* [Data section]

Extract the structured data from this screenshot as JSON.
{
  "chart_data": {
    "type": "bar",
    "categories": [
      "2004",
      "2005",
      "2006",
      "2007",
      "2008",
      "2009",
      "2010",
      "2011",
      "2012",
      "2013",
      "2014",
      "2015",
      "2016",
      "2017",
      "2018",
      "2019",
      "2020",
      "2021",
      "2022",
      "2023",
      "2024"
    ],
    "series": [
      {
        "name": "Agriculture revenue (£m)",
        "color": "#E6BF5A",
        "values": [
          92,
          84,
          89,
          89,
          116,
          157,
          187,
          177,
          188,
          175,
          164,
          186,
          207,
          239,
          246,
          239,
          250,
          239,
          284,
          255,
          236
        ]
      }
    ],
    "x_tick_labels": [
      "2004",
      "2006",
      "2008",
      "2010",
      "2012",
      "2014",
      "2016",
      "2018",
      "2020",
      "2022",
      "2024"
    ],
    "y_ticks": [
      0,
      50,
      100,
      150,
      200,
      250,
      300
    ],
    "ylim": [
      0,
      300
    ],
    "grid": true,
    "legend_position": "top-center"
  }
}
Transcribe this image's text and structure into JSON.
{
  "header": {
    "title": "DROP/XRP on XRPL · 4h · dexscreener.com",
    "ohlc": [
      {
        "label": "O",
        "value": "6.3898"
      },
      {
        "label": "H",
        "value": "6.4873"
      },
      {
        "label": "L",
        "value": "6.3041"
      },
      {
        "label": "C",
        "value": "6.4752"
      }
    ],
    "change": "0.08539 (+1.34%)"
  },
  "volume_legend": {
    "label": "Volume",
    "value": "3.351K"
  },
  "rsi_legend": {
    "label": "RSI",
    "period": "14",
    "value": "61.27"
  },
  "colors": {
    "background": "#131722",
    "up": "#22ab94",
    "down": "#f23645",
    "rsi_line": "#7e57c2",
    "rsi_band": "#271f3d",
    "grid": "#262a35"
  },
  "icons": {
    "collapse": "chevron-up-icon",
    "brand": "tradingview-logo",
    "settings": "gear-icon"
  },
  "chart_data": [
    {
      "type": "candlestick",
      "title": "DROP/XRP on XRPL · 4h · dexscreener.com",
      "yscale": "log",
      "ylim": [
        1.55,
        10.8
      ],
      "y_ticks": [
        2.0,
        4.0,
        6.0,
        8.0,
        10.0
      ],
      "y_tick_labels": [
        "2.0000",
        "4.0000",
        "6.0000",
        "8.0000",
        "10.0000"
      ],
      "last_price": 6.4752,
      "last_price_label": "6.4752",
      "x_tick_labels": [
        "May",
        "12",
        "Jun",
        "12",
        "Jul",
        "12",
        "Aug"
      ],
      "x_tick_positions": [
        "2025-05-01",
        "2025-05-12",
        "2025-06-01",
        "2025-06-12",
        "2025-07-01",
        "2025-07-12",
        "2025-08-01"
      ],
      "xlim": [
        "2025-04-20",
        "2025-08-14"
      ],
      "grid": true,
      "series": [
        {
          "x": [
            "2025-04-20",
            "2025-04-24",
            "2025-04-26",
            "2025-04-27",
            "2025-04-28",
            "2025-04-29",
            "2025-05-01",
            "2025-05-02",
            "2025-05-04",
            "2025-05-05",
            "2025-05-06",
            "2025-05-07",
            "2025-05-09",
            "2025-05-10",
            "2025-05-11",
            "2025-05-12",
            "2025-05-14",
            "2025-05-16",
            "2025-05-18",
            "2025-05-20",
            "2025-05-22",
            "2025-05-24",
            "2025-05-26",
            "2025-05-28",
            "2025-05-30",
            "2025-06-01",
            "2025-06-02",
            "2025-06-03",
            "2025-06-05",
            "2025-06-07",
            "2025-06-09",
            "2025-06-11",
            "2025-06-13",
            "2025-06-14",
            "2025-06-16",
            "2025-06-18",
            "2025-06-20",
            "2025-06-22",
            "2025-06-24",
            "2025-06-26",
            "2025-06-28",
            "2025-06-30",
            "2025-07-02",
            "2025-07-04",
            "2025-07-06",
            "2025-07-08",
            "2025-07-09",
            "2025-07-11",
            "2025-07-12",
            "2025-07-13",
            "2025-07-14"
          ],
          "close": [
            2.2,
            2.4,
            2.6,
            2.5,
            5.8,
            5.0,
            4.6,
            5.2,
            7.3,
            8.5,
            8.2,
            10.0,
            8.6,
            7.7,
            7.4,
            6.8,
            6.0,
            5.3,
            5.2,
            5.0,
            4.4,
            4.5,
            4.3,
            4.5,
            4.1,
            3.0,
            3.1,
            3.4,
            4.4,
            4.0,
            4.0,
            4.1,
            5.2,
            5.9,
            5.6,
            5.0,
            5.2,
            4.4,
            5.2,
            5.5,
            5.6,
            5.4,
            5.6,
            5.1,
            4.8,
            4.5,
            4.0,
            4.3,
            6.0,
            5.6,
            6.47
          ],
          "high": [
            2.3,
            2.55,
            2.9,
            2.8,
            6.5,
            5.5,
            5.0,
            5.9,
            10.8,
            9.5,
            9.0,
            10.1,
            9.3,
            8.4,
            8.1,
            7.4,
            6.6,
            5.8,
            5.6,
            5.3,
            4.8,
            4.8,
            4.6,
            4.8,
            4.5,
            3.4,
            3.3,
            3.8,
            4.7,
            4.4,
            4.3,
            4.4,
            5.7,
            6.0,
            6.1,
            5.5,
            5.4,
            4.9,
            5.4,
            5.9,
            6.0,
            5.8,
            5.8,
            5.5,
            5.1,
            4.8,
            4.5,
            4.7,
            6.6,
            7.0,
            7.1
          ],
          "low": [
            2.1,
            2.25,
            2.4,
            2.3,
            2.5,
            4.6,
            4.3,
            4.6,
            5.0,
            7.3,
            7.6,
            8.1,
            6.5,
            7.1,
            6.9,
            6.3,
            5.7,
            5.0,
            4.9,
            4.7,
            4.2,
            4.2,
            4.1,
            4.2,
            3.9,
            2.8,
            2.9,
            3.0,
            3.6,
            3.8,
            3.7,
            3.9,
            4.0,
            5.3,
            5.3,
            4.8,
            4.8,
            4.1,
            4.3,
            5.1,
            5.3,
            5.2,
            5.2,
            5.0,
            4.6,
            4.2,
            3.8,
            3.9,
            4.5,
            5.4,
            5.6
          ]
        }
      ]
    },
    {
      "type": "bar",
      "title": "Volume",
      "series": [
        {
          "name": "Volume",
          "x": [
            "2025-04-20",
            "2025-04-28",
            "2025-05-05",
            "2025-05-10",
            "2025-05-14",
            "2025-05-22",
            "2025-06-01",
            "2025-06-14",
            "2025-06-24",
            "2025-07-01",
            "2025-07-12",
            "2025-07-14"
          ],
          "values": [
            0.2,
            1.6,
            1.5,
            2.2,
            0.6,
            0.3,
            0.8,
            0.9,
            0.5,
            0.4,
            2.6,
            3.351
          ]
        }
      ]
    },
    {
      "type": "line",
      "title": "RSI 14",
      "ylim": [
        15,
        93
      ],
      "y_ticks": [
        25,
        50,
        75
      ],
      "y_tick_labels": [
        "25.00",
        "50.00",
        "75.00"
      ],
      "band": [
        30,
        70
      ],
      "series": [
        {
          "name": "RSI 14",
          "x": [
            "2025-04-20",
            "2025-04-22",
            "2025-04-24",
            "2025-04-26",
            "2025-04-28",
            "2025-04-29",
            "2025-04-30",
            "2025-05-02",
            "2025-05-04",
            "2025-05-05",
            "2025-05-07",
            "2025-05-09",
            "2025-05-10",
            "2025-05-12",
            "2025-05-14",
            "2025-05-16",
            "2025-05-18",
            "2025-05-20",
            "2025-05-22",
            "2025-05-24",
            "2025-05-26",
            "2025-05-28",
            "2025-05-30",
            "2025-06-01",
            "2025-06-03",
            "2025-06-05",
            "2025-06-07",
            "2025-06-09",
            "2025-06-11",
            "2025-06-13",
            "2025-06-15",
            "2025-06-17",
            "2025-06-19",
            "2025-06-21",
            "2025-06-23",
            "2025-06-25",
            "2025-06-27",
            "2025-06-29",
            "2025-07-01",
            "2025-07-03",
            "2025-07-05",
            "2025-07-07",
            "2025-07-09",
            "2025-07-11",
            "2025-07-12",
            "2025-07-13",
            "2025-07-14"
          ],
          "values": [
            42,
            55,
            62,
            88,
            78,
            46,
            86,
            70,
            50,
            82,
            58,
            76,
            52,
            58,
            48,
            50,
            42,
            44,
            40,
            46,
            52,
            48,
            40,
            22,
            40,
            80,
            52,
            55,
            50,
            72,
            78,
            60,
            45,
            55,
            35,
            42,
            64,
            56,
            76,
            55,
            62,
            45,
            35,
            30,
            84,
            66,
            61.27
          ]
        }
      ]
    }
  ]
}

* [What the exercise asks] Go through the records. Copy each line where "name" appears.

* [Result]
        "name": "Agriculture revenue (£m)",
          "name": "Volume",
          "name": "RSI 14",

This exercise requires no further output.